**Record extracts**
[START]

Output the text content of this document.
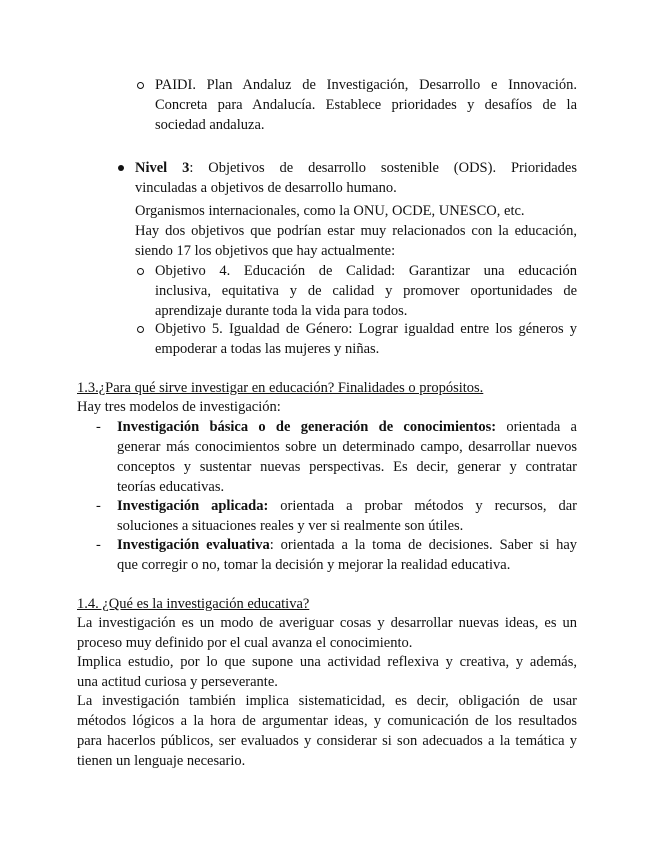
PAIDI. Plan Andaluz de Investigación, Desarrollo e Innovación.
Concreta para Andalucía. Establece prioridades y desafíos de la
sociedad andaluza.
Nivel 3: Objetivos de desarrollo sostenible (ODS). Prioridades
vinculadas a objetivos de desarrollo humano.
Organismos internacionales, como la ONU, OCDE, UNESCO, etc.
Hay dos objetivos que podrían estar muy relacionados con la educación,
siendo 17 los objetivos que hay actualmente:
Objetivo 4. Educación de Calidad: Garantizar una educación
inclusiva, equitativa y de calidad y promover oportunidades de
aprendizaje durante toda la vida para todos.
Objetivo 5. Igualdad de Género: Lograr igualdad entre los géneros y
empoderar a todas las mujeres y niñas.
1.3.¿Para qué sirve investigar en educación? Finalidades o propósitos.
Hay tres modelos de investigación:
- Investigación básica o de generación de conocimientos: orientada a
generar más conocimientos sobre un determinado campo, desarrollar nuevos
conceptos y sustentar nuevas perspectivas. Es decir, generar y contratar
teorías educativas.
- Investigación aplicada: orientada a probar métodos y recursos, dar
soluciones a situaciones reales y ver si realmente son útiles.
- Investigación evaluativa: orientada a la toma de decisiones. Saber si hay
que corregir o no, tomar la decisión y mejorar la realidad educativa.
1.4. ¿Qué es la investigación educativa?
La investigación es un modo de averiguar cosas y desarrollar nuevas ideas, es un
proceso muy definido por el cual avanza el conocimiento.
Implica estudio, por lo que supone una actividad reflexiva y creativa, y además,
una actitud curiosa y perseverante.
La investigación también implica sistematicidad, es decir, obligación de usar
métodos lógicos a la hora de argumentar ideas, y comunicación de los resultados
para hacerlos públicos, ser evaluados y considerar si son adecuados a la temática y
tienen un lenguaje necesario.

[END]

**Exercise details**
Repeat the preceding records precisely, and leave every picture out of the copy.

**Response to the task**
Output the text content of this document.
PAIDI. Plan Andaluz de Investigación, Desarrollo e Innovación.
Concreta para Andalucía. Establece prioridades y desafíos de la
sociedad andaluza.
Nivel 3: Objetivos de desarrollo sostenible (ODS). Prioridades
vinculadas a objetivos de desarrollo humano.
Organismos internacionales, como la ONU, OCDE, UNESCO, etc.
Hay dos objetivos que podrían estar muy relacionados con la educación,
siendo 17 los objetivos que hay actualmente:
Objetivo 4. Educación de Calidad: Garantizar una educación
inclusiva, equitativa y de calidad y promover oportunidades de
aprendizaje durante toda la vida para todos.
Objetivo 5. Igualdad de Género: Lograr igualdad entre los géneros y
empoderar a todas las mujeres y niñas.
1.3.¿Para qué sirve investigar en educación? Finalidades o propósitos.
Hay tres modelos de investigación:
- Investigación básica o de generación de conocimientos: orientada a
generar más conocimientos sobre un determinado campo, desarrollar nuevos
conceptos y sustentar nuevas perspectivas. Es decir, generar y contratar
teorías educativas.
- Investigación aplicada: orientada a probar métodos y recursos, dar
soluciones a situaciones reales y ver si realmente son útiles.
- Investigación evaluativa: orientada a la toma de decisiones. Saber si hay
que corregir o no, tomar la decisión y mejorar la realidad educativa.
1.4. ¿Qué es la investigación educativa?
La investigación es un modo de averiguar cosas y desarrollar nuevas ideas, es un
proceso muy definido por el cual avanza el conocimiento.
Implica estudio, por lo que supone una actividad reflexiva y creativa, y además,
una actitud curiosa y perseverante.
La investigación también implica sistematicidad, es decir, obligación de usar
métodos lógicos a la hora de argumentar ideas, y comunicación de los resultados
para hacerlos públicos, ser evaluados y considerar si son adecuados a la temática y
tienen un lenguaje necesario.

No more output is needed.